[EXERCISE DIRECTIONS] Write out all the data again, exactly as it stands.

[EXTRACTED DATA]

········

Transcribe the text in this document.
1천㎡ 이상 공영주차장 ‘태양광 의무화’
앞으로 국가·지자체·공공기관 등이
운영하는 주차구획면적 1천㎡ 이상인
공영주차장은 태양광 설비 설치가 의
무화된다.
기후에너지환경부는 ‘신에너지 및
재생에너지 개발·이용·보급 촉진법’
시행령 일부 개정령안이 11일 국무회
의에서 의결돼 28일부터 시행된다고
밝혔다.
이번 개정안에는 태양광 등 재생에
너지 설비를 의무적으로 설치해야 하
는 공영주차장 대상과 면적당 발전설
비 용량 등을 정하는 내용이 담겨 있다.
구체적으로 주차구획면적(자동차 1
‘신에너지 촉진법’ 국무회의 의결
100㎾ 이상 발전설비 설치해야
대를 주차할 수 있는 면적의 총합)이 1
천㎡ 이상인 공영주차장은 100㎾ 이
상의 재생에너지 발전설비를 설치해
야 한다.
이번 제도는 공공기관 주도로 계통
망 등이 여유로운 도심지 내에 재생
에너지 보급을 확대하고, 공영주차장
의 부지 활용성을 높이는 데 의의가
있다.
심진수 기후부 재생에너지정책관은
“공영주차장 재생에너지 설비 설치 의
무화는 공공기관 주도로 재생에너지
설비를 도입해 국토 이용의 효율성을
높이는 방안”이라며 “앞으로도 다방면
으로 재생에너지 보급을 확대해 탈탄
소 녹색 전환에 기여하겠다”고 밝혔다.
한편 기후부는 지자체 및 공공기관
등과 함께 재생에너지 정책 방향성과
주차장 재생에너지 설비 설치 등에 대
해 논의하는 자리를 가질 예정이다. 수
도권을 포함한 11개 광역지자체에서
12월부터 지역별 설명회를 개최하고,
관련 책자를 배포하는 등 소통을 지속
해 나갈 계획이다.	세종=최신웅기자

········

[FULL SOLUTION]
Transcribe the text in this document.
1천㎡ 이상 공영주차장 ‘태양광 의무화’
앞으로 국가·지자체·공공기관 등이
운영하는 주차구획면적 1천㎡ 이상인
공영주차장은 태양광 설비 설치가 의
무화된다.
기후에너지환경부는 ‘신에너지 및
재생에너지 개발·이용·보급 촉진법’
시행령 일부 개정령안이 11일 국무회
의에서 의결돼 28일부터 시행된다고
밝혔다.
이번 개정안에는 태양광 등 재생에
너지 설비를 의무적으로 설치해야 하
는 공영주차장 대상과 면적당 발전설
비 용량 등을 정하는 내용이 담겨 있다.
구체적으로 주차구획면적(자동차 1
‘신에너지 촉진법’ 국무회의 의결
100㎾ 이상 발전설비 설치해야
대를 주차할 수 있는 면적의 총합)이 1
천㎡ 이상인 공영주차장은 100㎾ 이
상의 재생에너지 발전설비를 설치해
야 한다.
이번 제도는 공공기관 주도로 계통
망 등이 여유로운 도심지 내에 재생
에너지 보급을 확대하고, 공영주차장
의 부지 활용성을 높이는 데 의의가
있다.
심진수 기후부 재생에너지정책관은
“공영주차장 재생에너지 설비 설치 의
무화는 공공기관 주도로 재생에너지
설비를 도입해 국토 이용의 효율성을
높이는 방안”이라며 “앞으로도 다방면
으로 재생에너지 보급을 확대해 탈탄
소 녹색 전환에 기여하겠다”고 밝혔다.
한편 기후부는 지자체 및 공공기관
등과 함께 재생에너지 정책 방향성과
주차장 재생에너지 설비 설치 등에 대
해 논의하는 자리를 가질 예정이다. 수
도권을 포함한 11개 광역지자체에서
12월부터 지역별 설명회를 개최하고,
관련 책자를 배포하는 등 소통을 지속
해 나갈 계획이다.	세종=최신웅기자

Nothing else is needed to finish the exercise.